● ROWS
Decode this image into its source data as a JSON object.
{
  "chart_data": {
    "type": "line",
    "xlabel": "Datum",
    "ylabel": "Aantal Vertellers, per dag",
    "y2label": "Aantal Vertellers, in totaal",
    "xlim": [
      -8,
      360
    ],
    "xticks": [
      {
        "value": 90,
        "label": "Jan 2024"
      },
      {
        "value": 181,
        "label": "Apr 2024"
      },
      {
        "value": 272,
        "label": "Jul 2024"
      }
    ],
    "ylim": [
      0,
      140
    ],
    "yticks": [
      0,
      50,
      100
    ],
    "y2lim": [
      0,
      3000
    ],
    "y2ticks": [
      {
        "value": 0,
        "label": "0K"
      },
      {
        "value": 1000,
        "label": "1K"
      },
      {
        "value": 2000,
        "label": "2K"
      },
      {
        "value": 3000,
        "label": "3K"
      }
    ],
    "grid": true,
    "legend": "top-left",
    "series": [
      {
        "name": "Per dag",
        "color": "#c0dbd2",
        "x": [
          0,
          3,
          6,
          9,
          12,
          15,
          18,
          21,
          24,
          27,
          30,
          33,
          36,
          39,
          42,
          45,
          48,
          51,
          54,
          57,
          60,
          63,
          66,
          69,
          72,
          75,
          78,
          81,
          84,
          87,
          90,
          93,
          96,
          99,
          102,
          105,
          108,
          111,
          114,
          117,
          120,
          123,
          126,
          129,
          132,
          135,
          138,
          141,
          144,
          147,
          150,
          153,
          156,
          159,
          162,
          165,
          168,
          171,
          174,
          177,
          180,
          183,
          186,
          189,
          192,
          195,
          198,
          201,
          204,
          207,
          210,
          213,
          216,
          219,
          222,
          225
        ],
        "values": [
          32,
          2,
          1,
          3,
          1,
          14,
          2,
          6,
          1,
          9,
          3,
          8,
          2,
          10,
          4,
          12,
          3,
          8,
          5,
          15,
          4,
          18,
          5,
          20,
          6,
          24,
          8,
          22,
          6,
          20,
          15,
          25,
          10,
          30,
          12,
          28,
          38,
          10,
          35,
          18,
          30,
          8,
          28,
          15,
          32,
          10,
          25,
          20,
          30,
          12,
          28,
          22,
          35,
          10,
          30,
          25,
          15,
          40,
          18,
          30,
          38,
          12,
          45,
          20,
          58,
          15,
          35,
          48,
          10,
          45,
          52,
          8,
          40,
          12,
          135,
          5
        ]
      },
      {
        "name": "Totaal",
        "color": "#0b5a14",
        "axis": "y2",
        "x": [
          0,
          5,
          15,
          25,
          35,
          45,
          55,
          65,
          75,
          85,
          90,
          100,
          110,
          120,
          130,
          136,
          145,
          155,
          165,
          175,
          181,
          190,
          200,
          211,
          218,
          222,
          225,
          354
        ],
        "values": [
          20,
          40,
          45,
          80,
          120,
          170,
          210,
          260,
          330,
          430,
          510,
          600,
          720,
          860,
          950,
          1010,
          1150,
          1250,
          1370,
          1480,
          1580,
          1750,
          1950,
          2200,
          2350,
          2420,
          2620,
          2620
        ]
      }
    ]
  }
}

● WHAT THIS TASK INVOLVES
In the listing above, find each line with the word "Aantal" and copy it.

● TASK RESPONSE
    "ylabel": "Aantal Vertellers, per dag",
    "y2label": "Aantal Vertellers, in totaal",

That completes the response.